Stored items
--------------------------------
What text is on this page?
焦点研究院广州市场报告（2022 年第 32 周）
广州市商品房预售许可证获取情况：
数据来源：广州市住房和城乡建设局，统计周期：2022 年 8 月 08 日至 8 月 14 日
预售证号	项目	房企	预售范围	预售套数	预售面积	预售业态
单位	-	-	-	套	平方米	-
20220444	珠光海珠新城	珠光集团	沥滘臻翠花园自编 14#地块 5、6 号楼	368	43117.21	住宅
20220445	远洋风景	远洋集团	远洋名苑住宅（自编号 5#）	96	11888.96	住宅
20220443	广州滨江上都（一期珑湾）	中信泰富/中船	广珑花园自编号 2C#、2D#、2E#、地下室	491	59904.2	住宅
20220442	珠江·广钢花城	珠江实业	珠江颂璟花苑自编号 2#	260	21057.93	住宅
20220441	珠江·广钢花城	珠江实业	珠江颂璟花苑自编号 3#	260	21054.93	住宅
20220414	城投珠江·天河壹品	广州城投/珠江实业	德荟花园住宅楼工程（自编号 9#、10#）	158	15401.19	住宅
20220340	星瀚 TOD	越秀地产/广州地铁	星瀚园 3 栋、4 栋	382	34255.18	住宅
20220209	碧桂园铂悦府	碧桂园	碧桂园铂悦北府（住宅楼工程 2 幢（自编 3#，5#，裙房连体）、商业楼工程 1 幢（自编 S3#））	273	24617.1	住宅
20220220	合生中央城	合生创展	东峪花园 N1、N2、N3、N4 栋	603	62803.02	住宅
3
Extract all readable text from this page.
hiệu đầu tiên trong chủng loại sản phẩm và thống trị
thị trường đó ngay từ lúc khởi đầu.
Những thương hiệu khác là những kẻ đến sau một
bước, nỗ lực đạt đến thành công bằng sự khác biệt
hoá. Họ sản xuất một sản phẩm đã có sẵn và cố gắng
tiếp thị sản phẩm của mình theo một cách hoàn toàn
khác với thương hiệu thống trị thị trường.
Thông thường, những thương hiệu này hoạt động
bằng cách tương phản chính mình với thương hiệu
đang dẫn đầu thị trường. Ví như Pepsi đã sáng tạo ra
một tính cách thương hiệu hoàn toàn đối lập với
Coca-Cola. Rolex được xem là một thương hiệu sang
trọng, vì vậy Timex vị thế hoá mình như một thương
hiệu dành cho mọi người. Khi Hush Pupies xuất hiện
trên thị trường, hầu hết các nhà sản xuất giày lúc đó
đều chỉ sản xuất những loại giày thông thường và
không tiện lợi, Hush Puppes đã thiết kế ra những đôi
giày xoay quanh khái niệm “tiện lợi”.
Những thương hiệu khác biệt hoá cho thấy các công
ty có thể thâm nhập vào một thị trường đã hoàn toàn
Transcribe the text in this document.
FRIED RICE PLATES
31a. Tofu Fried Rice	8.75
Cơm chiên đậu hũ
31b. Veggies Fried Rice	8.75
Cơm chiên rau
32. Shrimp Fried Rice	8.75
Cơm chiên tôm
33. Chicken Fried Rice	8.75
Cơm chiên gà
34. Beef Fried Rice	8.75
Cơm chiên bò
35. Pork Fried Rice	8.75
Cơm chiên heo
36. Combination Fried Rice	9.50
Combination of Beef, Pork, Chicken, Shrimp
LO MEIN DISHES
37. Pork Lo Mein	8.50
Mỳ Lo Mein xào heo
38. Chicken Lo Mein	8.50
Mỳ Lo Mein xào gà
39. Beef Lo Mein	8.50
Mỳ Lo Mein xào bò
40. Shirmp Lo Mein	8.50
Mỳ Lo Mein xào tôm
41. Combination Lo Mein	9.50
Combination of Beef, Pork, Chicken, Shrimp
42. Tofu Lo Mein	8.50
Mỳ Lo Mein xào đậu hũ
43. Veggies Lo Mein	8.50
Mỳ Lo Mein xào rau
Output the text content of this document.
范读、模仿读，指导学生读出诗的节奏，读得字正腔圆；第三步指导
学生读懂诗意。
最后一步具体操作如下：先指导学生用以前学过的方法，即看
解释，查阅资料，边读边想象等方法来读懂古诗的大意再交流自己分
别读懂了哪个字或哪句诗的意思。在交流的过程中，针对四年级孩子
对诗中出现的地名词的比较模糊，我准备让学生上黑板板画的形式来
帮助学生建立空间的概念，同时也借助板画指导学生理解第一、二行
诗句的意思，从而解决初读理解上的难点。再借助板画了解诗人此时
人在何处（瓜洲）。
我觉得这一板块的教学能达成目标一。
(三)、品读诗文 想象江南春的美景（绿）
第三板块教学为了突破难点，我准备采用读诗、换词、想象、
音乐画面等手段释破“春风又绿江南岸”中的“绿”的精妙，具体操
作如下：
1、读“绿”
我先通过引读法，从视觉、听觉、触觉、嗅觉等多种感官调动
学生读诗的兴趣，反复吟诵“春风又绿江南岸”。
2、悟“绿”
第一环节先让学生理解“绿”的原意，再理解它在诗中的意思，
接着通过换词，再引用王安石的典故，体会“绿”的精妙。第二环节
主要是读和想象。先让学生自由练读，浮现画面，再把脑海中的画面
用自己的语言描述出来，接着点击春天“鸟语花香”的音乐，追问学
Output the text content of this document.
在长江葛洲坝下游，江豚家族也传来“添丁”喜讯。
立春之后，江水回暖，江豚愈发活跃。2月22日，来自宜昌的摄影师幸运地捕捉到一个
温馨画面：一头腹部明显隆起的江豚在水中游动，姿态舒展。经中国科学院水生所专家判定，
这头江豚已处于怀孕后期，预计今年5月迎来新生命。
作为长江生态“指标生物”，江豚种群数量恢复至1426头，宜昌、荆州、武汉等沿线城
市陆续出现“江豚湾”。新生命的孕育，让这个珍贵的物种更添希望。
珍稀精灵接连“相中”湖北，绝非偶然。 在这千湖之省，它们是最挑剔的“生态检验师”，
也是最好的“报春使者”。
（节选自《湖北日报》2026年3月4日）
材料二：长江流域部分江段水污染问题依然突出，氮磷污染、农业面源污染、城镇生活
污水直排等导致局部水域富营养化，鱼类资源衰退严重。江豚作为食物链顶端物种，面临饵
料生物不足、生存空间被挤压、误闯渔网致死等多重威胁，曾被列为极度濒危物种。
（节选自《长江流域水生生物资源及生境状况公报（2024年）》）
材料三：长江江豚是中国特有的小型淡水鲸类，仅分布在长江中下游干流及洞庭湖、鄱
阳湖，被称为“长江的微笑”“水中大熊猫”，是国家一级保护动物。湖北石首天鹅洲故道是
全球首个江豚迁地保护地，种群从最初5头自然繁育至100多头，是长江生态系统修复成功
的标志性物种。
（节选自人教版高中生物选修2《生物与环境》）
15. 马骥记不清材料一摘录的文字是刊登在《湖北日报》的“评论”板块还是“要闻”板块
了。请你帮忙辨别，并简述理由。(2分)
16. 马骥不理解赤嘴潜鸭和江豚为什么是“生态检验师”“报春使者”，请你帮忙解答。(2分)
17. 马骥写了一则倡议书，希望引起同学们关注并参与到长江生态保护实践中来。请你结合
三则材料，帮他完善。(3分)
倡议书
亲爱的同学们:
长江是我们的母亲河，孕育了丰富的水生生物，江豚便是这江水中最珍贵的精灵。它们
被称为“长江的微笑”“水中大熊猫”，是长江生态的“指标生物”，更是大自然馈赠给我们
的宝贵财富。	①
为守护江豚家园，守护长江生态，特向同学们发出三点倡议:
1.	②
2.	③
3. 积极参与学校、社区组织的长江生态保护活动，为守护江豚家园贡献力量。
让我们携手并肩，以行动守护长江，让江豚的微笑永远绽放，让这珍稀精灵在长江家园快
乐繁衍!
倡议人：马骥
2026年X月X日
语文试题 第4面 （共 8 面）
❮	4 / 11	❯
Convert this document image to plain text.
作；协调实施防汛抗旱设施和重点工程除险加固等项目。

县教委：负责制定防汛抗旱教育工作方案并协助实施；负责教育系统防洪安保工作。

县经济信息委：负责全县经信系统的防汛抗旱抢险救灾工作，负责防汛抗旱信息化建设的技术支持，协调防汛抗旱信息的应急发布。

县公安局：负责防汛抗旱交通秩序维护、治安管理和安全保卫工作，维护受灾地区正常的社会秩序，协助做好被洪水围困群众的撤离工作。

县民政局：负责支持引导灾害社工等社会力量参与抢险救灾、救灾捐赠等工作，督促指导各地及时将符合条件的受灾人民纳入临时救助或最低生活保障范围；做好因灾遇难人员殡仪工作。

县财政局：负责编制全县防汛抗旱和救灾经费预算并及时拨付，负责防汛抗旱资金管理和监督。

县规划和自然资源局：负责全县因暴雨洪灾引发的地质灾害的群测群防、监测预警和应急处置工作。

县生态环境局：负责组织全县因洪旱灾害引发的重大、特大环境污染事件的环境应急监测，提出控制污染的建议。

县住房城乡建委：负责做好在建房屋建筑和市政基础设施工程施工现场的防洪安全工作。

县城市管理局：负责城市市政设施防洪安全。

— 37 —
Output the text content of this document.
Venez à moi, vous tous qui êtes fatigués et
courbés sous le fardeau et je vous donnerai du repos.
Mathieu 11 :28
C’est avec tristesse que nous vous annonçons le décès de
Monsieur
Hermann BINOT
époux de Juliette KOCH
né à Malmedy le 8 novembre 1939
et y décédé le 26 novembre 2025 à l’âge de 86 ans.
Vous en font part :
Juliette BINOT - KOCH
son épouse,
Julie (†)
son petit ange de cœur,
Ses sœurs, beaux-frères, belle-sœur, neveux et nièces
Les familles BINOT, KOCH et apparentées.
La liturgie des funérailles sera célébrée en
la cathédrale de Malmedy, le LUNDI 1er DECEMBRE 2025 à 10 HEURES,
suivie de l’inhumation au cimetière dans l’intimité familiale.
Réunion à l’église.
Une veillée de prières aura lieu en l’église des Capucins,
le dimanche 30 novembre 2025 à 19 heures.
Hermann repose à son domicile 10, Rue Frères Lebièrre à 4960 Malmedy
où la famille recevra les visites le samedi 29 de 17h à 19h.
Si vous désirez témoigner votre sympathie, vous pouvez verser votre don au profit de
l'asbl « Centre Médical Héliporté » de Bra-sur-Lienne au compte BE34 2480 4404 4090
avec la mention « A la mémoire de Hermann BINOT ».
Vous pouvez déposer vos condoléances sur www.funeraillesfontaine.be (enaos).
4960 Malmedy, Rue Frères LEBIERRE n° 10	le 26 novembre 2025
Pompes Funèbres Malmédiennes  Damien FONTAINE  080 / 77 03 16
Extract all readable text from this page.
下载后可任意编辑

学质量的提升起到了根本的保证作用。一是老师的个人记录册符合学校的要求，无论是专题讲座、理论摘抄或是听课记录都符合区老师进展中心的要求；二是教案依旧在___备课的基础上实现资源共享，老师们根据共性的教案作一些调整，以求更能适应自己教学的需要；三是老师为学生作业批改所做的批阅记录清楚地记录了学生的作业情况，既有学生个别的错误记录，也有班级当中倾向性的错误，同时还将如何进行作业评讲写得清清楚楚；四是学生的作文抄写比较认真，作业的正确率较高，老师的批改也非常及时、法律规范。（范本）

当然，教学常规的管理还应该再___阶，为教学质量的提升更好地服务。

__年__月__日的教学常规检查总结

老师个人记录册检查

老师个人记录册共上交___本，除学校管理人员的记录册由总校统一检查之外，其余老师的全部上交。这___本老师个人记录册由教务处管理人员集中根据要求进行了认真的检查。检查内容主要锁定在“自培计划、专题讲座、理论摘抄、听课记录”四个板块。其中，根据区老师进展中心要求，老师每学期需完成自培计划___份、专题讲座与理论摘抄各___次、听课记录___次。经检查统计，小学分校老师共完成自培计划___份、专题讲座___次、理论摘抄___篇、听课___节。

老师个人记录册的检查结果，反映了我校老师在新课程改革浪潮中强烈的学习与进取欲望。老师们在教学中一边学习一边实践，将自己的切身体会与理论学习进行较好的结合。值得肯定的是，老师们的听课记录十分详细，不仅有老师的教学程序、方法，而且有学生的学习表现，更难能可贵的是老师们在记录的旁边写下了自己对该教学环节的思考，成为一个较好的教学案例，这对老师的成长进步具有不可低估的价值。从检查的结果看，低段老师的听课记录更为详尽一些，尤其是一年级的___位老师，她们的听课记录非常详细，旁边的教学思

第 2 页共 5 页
--------------------------------
▶ **JOB**:
Write only the number of lines that include "广钢花城".

▶ **IN RESPONSE**:
2